What is required: Give back every line exactly as it appears, pictures excluded.

>> Begin Material shown

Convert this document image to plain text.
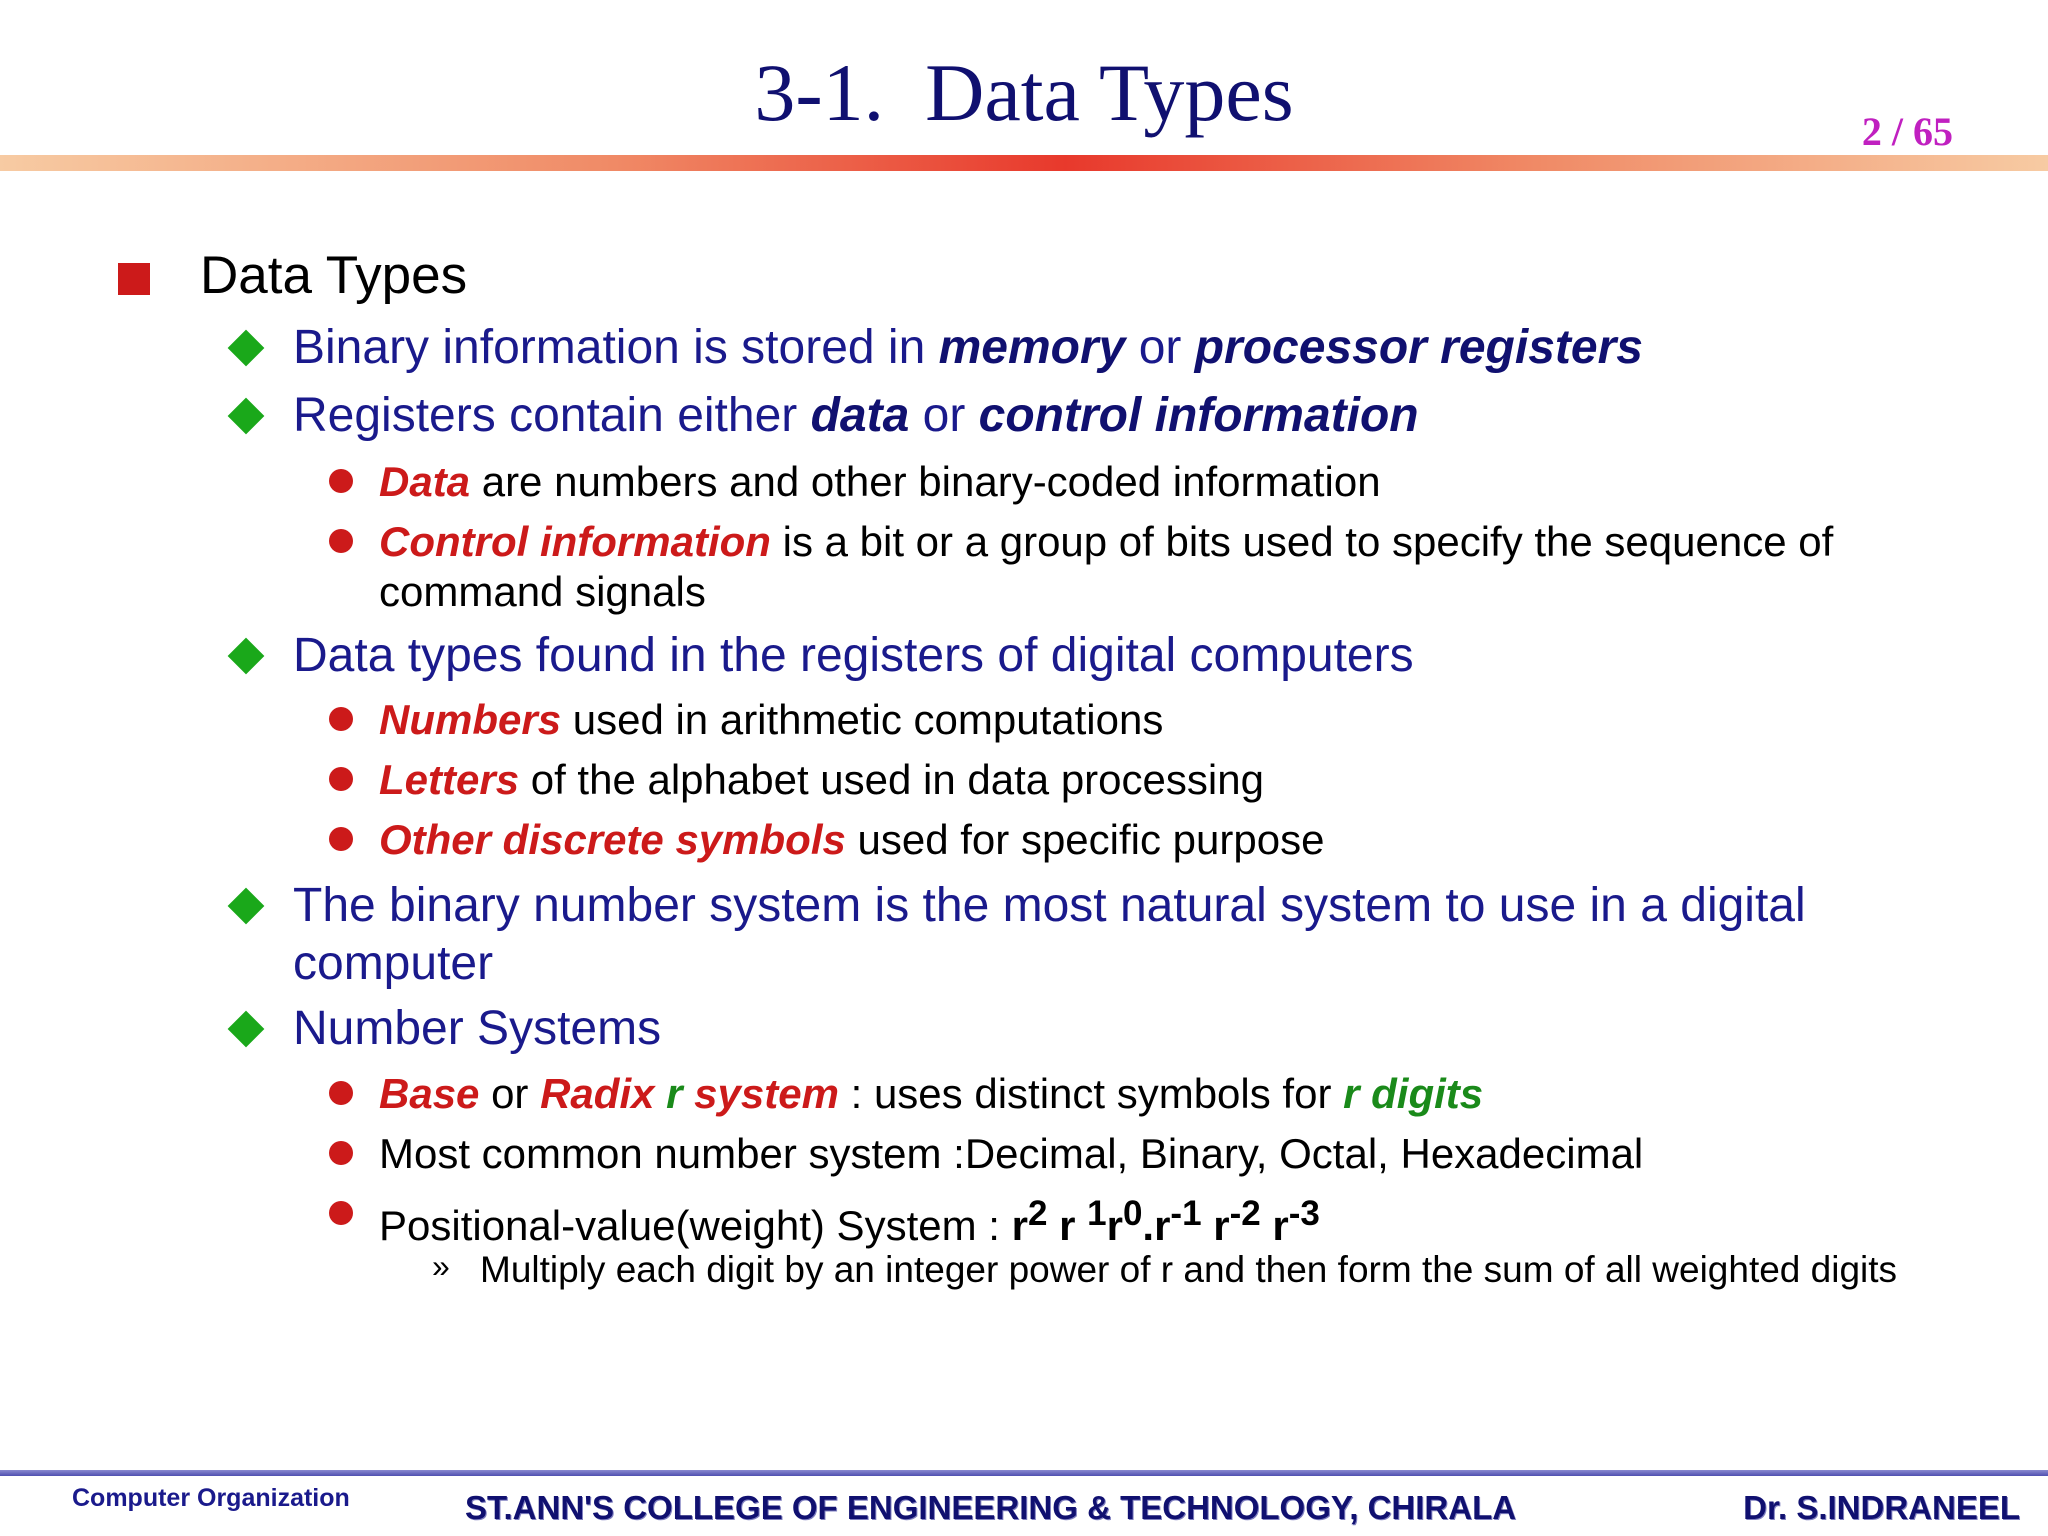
3-1.  Data Types	2 / 65
Data Types
Binary information is stored in memory or processor registers
Registers contain either data or control information
Data are numbers and other binary-coded information
Control information is a bit or a group of bits used to specify the sequence of command signals
Data types found in the registers of digital computers
Numbers used in arithmetic computations
Letters of the alphabet used in data processing
Other discrete symbols used for specific purpose
The binary number system is the most natural system to use in a digital computer
Number Systems
Base or Radix r system : uses distinct symbols for r digits
Most common number system :Decimal, Binary, Octal, Hexadecimal
Positional-value(weight) System : $r^2$ r $^1r^0.r^{-1}$ $r^{-2}$ $r^{-3}$
» Multiply each digit by an integer power of r and then form the sum of all weighted digits
Computer Organization	ST.ANN'S COLLEGE OF ENGINEERING & TECHNOLOGY, CHIRALA	Dr. S.INDRANEEL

>> End Material shown

Exercise response:
Convert this document image to plain text.
3-1.  Data Types	2 / 65
Data Types
Binary information is stored in memory or processor registers
Registers contain either data or control information
Data are numbers and other binary-coded information
Control information is a bit or a group of bits used to specify the sequence of command signals
Data types found in the registers of digital computers
Numbers used in arithmetic computations
Letters of the alphabet used in data processing
Other discrete symbols used for specific purpose
The binary number system is the most natural system to use in a digital computer
Number Systems
Base or Radix r system : uses distinct symbols for r digits
Most common number system :Decimal, Binary, Octal, Hexadecimal
Positional-value(weight) System : $r^2$ r $^1r^0.r^{-1}$ $r^{-2}$ $r^{-3}$
» Multiply each digit by an integer power of r and then form the sum of all weighted digits
Computer Organization	ST.ANN'S COLLEGE OF ENGINEERING & TECHNOLOGY, CHIRALA	Dr. S.INDRANEEL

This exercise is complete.